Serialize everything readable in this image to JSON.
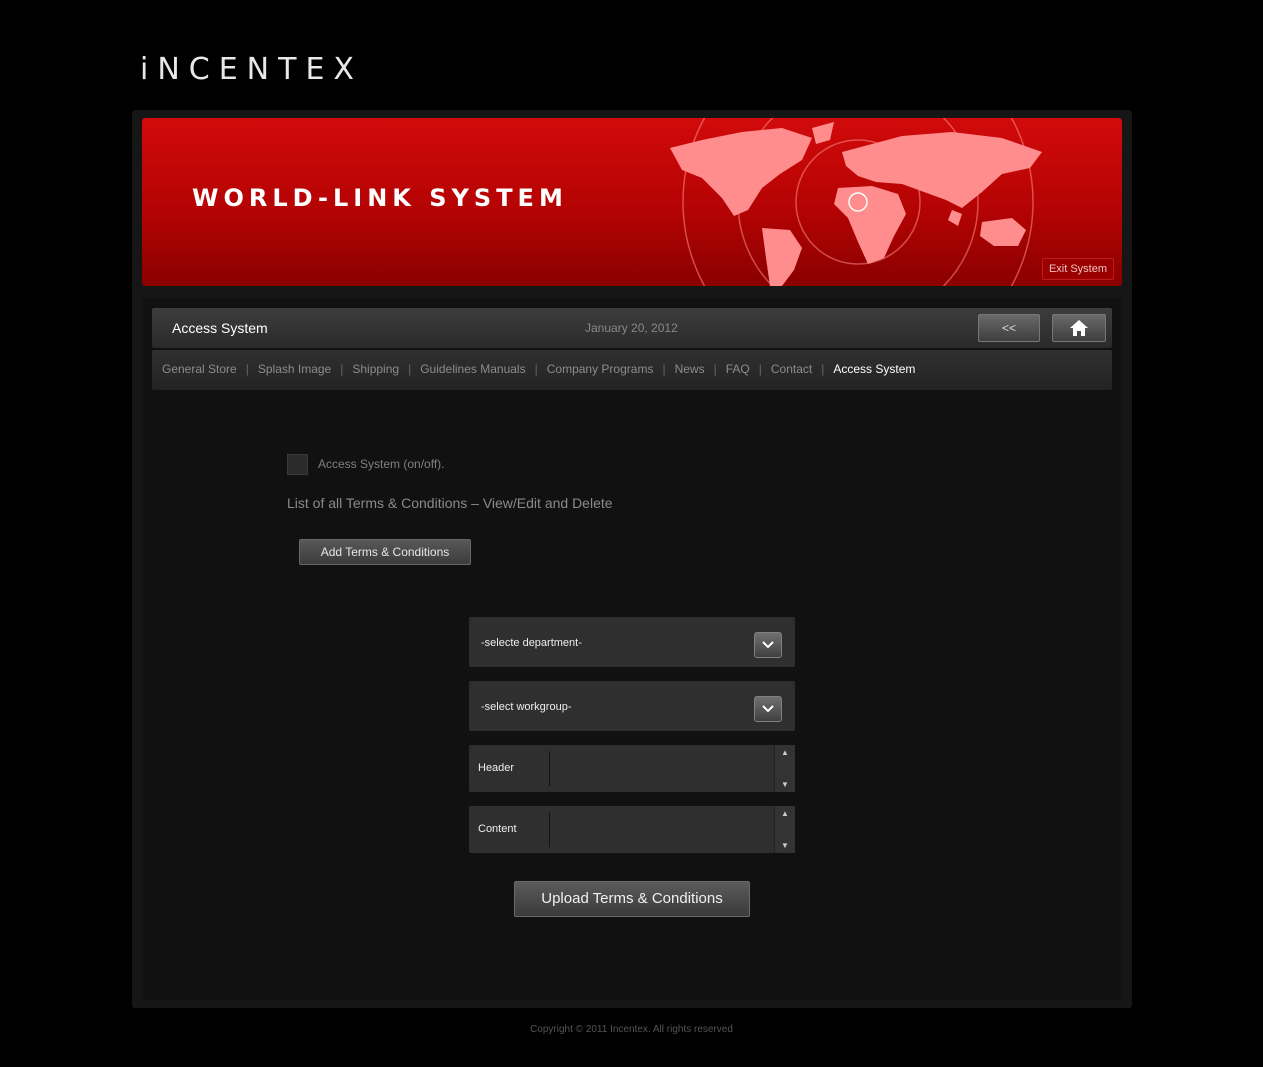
{
  "brand": {
    "logo": "iNCENTEX"
  },
  "banner": {
    "title": "WORLD-LINK SYSTEM",
    "exit_label": "Exit System"
  },
  "topbar": {
    "title": "Access System",
    "date": "January 20, 2012",
    "back_label": "<<"
  },
  "nav": {
    "items": [
      {
        "label": "General Store"
      },
      {
        "label": "Splash Image"
      },
      {
        "label": "Shipping"
      },
      {
        "label": "Guidelines Manuals"
      },
      {
        "label": "Company Programs"
      },
      {
        "label": "News"
      },
      {
        "label": "FAQ"
      },
      {
        "label": "Contact"
      },
      {
        "label": "Access System",
        "active": true
      }
    ]
  },
  "main": {
    "checkbox_label": "Access System (on/off).",
    "list_link": "List of all Terms & Conditions – View/Edit and Delete",
    "add_button": "Add Terms & Conditions",
    "department_select": "-selecte department-",
    "workgroup_select": "-select workgroup-",
    "header_label": "Header",
    "content_label": "Content",
    "upload_button": "Upload Terms & Conditions"
  },
  "footer": {
    "copyright": "Copyright © 2011 Incentex. All rights reserved"
  },
  "colors": {
    "banner_red": "#c40404",
    "background": "#000000",
    "panel": "#111111"
  }
}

##########

Would you mind returning each entry above word for word, skipping the images?

Serialize everything readable in this image to JSON.
{
  "brand": {
    "logo": "iNCENTEX"
  },
  "banner": {
    "title": "WORLD-LINK SYSTEM",
    "exit_label": "Exit System"
  },
  "topbar": {
    "title": "Access System",
    "date": "January 20, 2012",
    "back_label": "<<"
  },
  "nav": {
    "items": [
      {
        "label": "General Store"
      },
      {
        "label": "Splash Image"
      },
      {
        "label": "Shipping"
      },
      {
        "label": "Guidelines Manuals"
      },
      {
        "label": "Company Programs"
      },
      {
        "label": "News"
      },
      {
        "label": "FAQ"
      },
      {
        "label": "Contact"
      },
      {
        "label": "Access System",
        "active": true
      }
    ]
  },
  "main": {
    "checkbox_label": "Access System (on/off).",
    "list_link": "List of all Terms & Conditions – View/Edit and Delete",
    "add_button": "Add Terms & Conditions",
    "department_select": "-selecte department-",
    "workgroup_select": "-select workgroup-",
    "header_label": "Header",
    "content_label": "Content",
    "upload_button": "Upload Terms & Conditions"
  },
  "footer": {
    "copyright": "Copyright © 2011 Incentex. All rights reserved"
  },
  "colors": {
    "banner_red": "#c40404",
    "background": "#000000",
    "panel": "#111111"
  }
}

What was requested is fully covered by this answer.